-- BEGIN Input data --

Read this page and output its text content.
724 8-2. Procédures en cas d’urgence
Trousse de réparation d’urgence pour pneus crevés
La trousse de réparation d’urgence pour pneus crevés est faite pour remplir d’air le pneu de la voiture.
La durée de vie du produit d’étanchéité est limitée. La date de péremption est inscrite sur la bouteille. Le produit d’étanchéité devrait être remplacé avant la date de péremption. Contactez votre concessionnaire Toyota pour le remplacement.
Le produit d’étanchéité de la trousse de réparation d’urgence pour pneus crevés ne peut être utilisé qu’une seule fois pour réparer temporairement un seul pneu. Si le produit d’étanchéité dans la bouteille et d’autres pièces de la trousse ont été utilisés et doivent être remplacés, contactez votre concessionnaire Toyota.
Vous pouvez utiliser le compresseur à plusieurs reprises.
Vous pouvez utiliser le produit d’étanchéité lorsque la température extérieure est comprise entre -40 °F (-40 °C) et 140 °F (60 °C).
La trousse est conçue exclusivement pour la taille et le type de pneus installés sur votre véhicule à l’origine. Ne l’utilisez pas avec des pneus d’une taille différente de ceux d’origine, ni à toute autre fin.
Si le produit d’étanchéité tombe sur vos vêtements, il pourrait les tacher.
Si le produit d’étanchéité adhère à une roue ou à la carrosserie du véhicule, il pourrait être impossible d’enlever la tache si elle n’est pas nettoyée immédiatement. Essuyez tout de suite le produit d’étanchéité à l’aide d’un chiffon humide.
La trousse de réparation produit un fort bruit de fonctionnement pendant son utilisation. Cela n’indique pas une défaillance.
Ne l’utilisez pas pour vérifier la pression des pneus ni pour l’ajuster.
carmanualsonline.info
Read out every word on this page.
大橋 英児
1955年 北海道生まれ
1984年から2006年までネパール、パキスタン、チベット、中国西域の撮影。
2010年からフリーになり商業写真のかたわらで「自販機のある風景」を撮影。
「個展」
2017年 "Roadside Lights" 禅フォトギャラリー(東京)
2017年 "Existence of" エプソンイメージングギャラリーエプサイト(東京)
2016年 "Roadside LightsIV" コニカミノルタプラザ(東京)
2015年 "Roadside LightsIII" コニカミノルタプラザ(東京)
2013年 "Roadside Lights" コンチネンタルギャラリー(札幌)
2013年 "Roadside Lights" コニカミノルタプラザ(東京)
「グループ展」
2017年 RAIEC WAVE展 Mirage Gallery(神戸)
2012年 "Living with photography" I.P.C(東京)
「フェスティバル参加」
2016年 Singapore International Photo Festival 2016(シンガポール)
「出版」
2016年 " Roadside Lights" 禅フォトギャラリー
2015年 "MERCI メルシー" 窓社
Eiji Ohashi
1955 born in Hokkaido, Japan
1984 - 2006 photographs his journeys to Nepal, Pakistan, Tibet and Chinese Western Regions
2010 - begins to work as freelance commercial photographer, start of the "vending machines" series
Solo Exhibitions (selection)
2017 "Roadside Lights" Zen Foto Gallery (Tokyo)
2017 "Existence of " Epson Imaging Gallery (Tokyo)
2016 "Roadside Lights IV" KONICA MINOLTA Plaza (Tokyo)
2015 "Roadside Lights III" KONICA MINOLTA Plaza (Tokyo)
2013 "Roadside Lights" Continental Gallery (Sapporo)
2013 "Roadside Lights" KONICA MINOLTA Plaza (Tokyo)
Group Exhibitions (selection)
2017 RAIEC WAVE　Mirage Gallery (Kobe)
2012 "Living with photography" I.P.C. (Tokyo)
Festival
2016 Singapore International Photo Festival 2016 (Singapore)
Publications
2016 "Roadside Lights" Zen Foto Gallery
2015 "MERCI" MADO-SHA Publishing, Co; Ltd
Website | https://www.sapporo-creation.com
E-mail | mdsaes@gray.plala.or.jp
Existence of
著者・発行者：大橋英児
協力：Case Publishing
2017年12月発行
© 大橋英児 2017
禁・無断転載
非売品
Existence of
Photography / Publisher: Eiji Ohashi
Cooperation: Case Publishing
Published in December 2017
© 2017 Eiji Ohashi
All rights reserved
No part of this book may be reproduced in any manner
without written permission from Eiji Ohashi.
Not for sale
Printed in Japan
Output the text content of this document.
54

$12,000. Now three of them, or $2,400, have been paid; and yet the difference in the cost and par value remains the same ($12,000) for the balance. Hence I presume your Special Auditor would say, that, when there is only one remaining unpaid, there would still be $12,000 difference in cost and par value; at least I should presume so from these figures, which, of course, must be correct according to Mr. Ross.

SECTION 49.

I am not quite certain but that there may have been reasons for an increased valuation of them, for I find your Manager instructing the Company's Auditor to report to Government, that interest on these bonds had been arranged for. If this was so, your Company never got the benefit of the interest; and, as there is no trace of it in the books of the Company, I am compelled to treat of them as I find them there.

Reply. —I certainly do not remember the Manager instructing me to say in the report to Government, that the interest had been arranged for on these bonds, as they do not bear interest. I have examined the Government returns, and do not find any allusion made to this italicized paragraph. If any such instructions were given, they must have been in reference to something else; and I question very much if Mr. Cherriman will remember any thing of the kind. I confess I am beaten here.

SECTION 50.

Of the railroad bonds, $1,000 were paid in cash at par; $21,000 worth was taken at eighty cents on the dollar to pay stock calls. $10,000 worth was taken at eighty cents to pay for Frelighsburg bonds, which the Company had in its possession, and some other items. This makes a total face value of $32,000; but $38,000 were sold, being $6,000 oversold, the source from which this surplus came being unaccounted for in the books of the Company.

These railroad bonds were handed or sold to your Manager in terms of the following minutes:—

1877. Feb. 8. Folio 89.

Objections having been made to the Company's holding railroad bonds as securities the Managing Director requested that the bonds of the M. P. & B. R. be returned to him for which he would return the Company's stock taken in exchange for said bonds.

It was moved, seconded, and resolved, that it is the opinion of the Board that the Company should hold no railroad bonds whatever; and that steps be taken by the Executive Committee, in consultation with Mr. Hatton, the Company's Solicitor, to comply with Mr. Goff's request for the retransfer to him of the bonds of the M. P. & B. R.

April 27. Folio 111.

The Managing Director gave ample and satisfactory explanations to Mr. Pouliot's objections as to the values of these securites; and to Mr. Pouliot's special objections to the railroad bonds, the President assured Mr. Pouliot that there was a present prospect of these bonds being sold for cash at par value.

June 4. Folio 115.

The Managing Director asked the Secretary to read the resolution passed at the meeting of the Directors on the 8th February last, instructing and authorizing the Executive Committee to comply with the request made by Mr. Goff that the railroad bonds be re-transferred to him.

-- END Input data --

• [Goal] Show the lines of the records that contain the word "pouvez".

• [Written response]
Vous pouvez utiliser le compresseur à plusieurs reprises.
Vous pouvez utiliser le produit d’étanchéité lorsque la température extérieure est comprise entre -40 °F (-40 °C) et 140 °F (60 °C).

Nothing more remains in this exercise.